Goal
Find and return each line containing "thức".
○ ○ ○ ○ ○
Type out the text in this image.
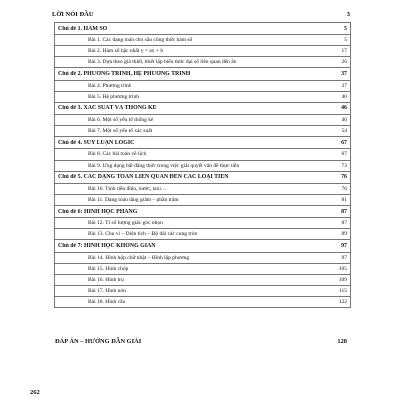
LỜI NÓI ĐẦU	3
Chủ đề 1. HÀM SỐ	5
Bài 1. Các dạng toán cho sẵn công thức hàm số	5
Bài 2. Hàm số bậc nhất y = ax + b	17
Bài 3. Dựa theo giả thiết, thiết lập biểu thức đại số liên quan đến ẩn	26
Chủ đề 2. PHƯƠNG TRÌNH, HỆ PHƯƠNG TRÌNH	37
Bài 4. Phương trình	37
Bài 5. Hệ phương trình	40
Chủ đề 3. XÁC SUẤT VÀ THỐNG KÊ	46
Bài 6. Một số yếu tố thống kê	46
Bài 7. Một số yếu tố xác suất	54
Chủ đề 4. SUY LUẬN LOGIC	67
Bài 8. Các bài toán về lịch	67
Bài 9. Ứng dụng bất đẳng thức trong việc giải quyết vấn đề thực tiễn	73
Chủ đề 5. CÁC DẠNG TOÁN LIÊN QUAN ĐẾN CÁC LOẠI TIỀN	76
Bài 10. Tính tiền điện, nước, taxi…	76
Bài 11. Dạng toán tăng giảm – phần trăm	81
Chủ đề 6: HÌNH HỌC PHẲNG	87
Bài 12. Tỉ số lượng giác góc nhọn	87
Bài 13. Chu vi – Diện tích – Độ dài các cung tròn	89
Chủ đề 7: HÌNH HỌC KHÔNG GIAN	97
Bài 14. Hình hộp chữ nhật – Hình lập phương	97
Bài 15. Hình chóp	105
Bài 16. Hình trụ	109
Bài 17. Hình nón	115
Bài 18. Hình cầu	122
ĐÁP ÁN – HƯỚNG DẪN GIẢI	128
262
○ ○ ○ ○ ○
Task answer
Bài 1. Các dạng toán cho sẵn công thức hàm số	5
Bài 3. Dựa theo giả thiết, thiết lập biểu thức đại số liên quan đến ẩn	26
Bài 9. Ứng dụng bất đẳng thức trong việc giải quyết vấn đề thực tiễn	73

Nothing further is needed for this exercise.